EXPLORE THE MATERIAL:
1 – In the comment thread on space travel and science, explain in one to three sentences what the writer who mentions the Riemann hypothesis finds depressing about the present.
2 – Please duplicate the part of the comment thread on space travel and science starting at "There’s the Earth-first" and ending at "Bernoilli’s Principle wrong?".
3 – Go on with the comment thread on space travel and science from where it stops.

EXTRACT PROVIDED:
There’s the Earth-first people, and then there’s me. I say dump the Earth, build a comically collossal spacecraft, and send the world’s best on a fantastic journey through space to find a larger, more welcome world to start over on with the new precautions we are already aware of. May the virus spread.

no really, I don’t see it as bad as you do, squink. The economic gap between the superpowers and the otherwise dying countries will continue to widen, but the pursuit of space expansion will not fall in. Science is gaining ground, far as I can see.

Did anyone catch the Discovery article that shows Bernoilli’s Principle wrong?

I mean Bernoulli

Yeah, sorry, it’s a privilege to live in such “interesting times”. Someone will probably come along and solve the traveling salesmen problem in linear time, or disprove the Riemann hypothesis or something that’ll change the world in ways that the average Joe in the blue states will never even begin to comprehend, but it’s just depressing as all get out to see our leaders rushing to apply the old set of solutions to the new set of problems. If we choose wisely in the next decade or two you MIGHT get into orbit by the time you’re 60. If we choose poorly, you might just get your behind blown into orbit by a Pakistani suitcase-nuke smuggled across the Mexican border.

DATASET EXTRACT:
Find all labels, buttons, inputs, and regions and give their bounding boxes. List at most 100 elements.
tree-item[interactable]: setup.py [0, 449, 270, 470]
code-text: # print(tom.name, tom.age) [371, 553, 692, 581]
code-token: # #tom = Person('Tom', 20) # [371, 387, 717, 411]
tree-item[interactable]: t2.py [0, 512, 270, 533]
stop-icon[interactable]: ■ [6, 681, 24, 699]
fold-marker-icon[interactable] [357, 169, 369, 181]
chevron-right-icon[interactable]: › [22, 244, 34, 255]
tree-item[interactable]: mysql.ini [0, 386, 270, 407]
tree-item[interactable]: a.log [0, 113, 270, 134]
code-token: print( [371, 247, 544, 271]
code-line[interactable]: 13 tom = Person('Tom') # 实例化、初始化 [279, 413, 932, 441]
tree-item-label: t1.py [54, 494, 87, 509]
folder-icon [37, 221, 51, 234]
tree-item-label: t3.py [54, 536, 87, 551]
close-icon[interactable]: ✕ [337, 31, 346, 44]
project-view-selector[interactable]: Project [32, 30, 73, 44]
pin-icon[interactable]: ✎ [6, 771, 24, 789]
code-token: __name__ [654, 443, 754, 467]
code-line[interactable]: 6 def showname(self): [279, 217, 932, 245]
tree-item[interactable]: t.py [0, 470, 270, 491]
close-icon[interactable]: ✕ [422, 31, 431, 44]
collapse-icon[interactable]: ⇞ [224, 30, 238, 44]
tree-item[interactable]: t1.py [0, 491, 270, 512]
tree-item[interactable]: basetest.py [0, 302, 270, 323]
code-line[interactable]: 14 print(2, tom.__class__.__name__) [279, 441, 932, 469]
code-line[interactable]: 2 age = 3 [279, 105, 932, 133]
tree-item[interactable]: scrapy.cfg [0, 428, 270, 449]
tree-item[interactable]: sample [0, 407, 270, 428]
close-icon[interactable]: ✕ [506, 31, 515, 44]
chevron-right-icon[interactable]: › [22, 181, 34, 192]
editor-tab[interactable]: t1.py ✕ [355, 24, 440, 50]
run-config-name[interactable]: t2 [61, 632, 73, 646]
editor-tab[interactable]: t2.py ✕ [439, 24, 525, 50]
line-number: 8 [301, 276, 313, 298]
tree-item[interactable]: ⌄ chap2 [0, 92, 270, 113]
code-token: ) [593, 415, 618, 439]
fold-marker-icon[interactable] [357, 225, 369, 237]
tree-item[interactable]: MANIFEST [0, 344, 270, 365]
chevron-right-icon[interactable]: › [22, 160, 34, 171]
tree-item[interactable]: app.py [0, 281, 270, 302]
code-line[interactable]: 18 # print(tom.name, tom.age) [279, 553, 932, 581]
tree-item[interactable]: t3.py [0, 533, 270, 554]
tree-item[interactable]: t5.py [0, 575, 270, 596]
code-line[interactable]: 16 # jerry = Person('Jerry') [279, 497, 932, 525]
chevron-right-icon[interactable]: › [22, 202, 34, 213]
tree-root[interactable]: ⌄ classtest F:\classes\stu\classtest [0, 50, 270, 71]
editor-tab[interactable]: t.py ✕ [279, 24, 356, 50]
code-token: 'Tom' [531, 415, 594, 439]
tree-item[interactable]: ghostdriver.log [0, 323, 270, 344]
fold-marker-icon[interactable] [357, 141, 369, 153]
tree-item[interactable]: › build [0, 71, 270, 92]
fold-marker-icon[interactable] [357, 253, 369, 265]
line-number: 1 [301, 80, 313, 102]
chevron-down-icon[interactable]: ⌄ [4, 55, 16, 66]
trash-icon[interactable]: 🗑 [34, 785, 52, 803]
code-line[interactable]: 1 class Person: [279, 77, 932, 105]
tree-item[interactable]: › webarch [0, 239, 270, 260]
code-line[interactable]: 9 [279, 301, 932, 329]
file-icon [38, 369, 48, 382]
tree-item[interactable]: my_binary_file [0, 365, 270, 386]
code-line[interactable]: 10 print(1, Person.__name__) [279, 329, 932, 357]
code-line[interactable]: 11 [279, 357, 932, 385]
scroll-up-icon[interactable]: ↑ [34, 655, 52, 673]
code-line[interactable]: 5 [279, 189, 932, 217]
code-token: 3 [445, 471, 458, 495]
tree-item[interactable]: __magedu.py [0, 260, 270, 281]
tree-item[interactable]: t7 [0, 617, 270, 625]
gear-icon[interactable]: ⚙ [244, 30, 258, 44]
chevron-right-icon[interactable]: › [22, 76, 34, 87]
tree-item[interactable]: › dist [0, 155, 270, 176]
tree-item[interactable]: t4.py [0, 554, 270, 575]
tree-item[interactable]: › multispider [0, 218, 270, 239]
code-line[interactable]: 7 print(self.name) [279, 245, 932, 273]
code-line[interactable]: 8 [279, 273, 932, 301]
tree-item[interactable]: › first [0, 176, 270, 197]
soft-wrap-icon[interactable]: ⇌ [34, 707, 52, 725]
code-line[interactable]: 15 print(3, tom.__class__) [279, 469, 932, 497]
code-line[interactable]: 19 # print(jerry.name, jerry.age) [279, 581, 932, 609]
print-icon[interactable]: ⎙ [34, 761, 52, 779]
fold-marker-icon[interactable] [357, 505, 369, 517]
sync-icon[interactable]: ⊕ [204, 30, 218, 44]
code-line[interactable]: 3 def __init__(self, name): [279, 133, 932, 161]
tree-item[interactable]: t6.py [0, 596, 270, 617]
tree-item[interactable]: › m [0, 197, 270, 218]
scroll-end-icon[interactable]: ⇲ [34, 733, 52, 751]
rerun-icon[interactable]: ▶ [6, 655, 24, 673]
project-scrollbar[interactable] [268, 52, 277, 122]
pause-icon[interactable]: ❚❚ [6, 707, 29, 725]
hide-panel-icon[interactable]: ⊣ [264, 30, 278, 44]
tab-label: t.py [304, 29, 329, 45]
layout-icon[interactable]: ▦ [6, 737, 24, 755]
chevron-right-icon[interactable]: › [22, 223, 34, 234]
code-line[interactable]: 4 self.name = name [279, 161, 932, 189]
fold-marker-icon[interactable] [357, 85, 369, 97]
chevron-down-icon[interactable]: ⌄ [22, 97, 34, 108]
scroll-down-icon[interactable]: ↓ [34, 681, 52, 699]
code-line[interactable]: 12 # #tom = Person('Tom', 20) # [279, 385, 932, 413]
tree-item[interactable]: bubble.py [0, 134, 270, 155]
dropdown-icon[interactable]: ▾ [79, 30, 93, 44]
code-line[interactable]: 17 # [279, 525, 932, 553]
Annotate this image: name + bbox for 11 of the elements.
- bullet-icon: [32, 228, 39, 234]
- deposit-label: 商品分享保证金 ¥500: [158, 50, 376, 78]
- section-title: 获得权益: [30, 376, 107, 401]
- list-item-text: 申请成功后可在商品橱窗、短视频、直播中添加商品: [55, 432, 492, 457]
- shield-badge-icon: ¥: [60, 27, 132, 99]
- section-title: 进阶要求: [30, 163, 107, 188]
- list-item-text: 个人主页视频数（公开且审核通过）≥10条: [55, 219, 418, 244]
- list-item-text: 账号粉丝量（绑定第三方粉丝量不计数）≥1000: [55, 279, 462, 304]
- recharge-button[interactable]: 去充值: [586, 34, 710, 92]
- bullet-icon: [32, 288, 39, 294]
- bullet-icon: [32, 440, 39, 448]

RESULTS FOR EACH TASK:
1 – The writer finds it depressing to see leaders rushing to apply the old set of solutions to the new set of problems.

2 –
There’s the Earth-first people, and then there’s me. I say dump the Earth, build a comically collossal spacecraft, and send the world’s best on a fantastic journey through space to find a larger, more welcome world to start over on with the new precautions we are already aware of. May the virus spread.

no really, I don’t see it as bad as you do, squink. The economic gap between the superpowers and the otherwise dying countries will continue to widen, but the pursuit of space expansion will not fall in. Science is gaining ground, far as I can see.

Did anyone catch the Discovery article that shows Bernoilli’s Principle wrong?

3 –
Aww heck !

The Riemann hypothesis:
http://www.claymath.org/prizeproblems/riemann.htm

You already can, if you’ve go $20 million or so. It worked for Dennis Tito.

Eric

Gorbachev offered Reagan the opportunity to go to Mars in the late 1980s as a joint US-Soviet manned expedition, but Reagan rejected it.

Without sufficient impetus, such as the Cold War, it seems unlikely this will happen anytime in the future, unless the Chinese mount a trip to the Moon. That would put the cat amongst the pigeons.

In respect of near Earth travel, space tourism for those of us who aren’t multi-millionaires is still a way off economically. Apparently whatever we put in orbit has the same value per kilo as gold. I know I’m worth my weight in gold, but my credit card doesn’t. Bummer.

Dave you uh got a cite for that?

Once again, nobody did a search of the archives. Cecil has addressed this.

I’ve already read that. This is a somewhat different question.

I was talking about space travel like TRANSIT, or SERVICES. When it’s an everyday thing, you know?

I can see this at least beginning to happen before I die of old age. Well, at least I want to see it…

Forgive me Evno, but I don’t see a different question.

I fail to see where this is any different than “When will commercial space flight be feasible?” It has been shown that $20 million can get you into space (Tito), but that hardly qualifies as commercial or a practical amount of money. The qualifier of “space travel like TRANSIT, or SERVICES” didn’t appear until the last post.

yeah, I know, forgive my inabilities to say what I mean.

Here’s what I mean.
Back before people rode trains, they rode horses. When trains were invented, people were scared of the idea, saying your face would surely peel off at 30 or 40 MPH.

But people got used to it, and it became ho-hum.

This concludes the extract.